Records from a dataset
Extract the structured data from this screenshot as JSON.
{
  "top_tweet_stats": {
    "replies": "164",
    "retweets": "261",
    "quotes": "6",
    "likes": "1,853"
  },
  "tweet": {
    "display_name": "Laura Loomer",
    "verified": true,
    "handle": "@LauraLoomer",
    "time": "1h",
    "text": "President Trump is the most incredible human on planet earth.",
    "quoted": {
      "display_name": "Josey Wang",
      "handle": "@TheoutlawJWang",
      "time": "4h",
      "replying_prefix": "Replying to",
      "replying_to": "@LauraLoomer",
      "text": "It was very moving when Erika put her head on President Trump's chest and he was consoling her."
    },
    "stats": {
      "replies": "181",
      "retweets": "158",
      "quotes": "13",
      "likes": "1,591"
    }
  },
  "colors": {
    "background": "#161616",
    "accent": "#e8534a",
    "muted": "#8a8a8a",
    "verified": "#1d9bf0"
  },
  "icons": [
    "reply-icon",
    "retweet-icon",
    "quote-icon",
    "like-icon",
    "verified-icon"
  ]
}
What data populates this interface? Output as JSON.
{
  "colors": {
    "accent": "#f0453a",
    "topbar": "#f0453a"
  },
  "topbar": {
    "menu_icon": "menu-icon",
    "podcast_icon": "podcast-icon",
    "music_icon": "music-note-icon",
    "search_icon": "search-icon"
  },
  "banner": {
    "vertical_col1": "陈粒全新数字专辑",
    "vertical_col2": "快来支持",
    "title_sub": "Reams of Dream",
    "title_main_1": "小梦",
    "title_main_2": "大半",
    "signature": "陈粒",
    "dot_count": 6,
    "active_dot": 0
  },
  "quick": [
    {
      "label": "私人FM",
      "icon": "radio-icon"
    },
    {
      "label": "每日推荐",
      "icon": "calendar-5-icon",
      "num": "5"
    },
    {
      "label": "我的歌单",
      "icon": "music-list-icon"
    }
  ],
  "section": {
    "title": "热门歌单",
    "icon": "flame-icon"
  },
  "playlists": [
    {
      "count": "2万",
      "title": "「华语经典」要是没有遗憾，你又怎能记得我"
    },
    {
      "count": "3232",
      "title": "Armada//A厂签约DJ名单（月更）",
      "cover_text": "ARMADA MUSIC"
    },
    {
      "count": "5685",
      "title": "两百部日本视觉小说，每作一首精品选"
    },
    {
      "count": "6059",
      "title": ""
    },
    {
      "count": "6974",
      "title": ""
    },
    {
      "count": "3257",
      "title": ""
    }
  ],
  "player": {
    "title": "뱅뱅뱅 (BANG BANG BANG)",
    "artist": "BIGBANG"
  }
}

# Task instructions
Output all records verbatim.

# Written response
Extract the structured data from this screenshot as JSON.
{
  "top_tweet_stats": {
    "replies": "164",
    "retweets": "261",
    "quotes": "6",
    "likes": "1,853"
  },
  "tweet": {
    "display_name": "Laura Loomer",
    "verified": true,
    "handle": "@LauraLoomer",
    "time": "1h",
    "text": "President Trump is the most incredible human on planet earth.",
    "quoted": {
      "display_name": "Josey Wang",
      "handle": "@TheoutlawJWang",
      "time": "4h",
      "replying_prefix": "Replying to",
      "replying_to": "@LauraLoomer",
      "text": "It was very moving when Erika put her head on President Trump's chest and he was consoling her."
    },
    "stats": {
      "replies": "181",
      "retweets": "158",
      "quotes": "13",
      "likes": "1,591"
    }
  },
  "colors": {
    "background": "#161616",
    "accent": "#e8534a",
    "muted": "#8a8a8a",
    "verified": "#1d9bf0"
  },
  "icons": [
    "reply-icon",
    "retweet-icon",
    "quote-icon",
    "like-icon",
    "verified-icon"
  ]
}
What data populates this interface? Output as JSON.
{
  "colors": {
    "accent": "#f0453a",
    "topbar": "#f0453a"
  },
  "topbar": {
    "menu_icon": "menu-icon",
    "podcast_icon": "podcast-icon",
    "music_icon": "music-note-icon",
    "search_icon": "search-icon"
  },
  "banner": {
    "vertical_col1": "陈粒全新数字专辑",
    "vertical_col2": "快来支持",
    "title_sub": "Reams of Dream",
    "title_main_1": "小梦",
    "title_main_2": "大半",
    "signature": "陈粒",
    "dot_count": 6,
    "active_dot": 0
  },
  "quick": [
    {
      "label": "私人FM",
      "icon": "radio-icon"
    },
    {
      "label": "每日推荐",
      "icon": "calendar-5-icon",
      "num": "5"
    },
    {
      "label": "我的歌单",
      "icon": "music-list-icon"
    }
  ],
  "section": {
    "title": "热门歌单",
    "icon": "flame-icon"
  },
  "playlists": [
    {
      "count": "2万",
      "title": "「华语经典」要是没有遗憾，你又怎能记得我"
    },
    {
      "count": "3232",
      "title": "Armada//A厂签约DJ名单（月更）",
      "cover_text": "ARMADA MUSIC"
    },
    {
      "count": "5685",
      "title": "两百部日本视觉小说，每作一首精品选"
    },
    {
      "count": "6059",
      "title": ""
    },
    {
      "count": "6974",
      "title": ""
    },
    {
      "count": "3257",
      "title": ""
    }
  ],
  "player": {
    "title": "뱅뱅뱅 (BANG BANG BANG)",
    "artist": "BIGBANG"
  }
}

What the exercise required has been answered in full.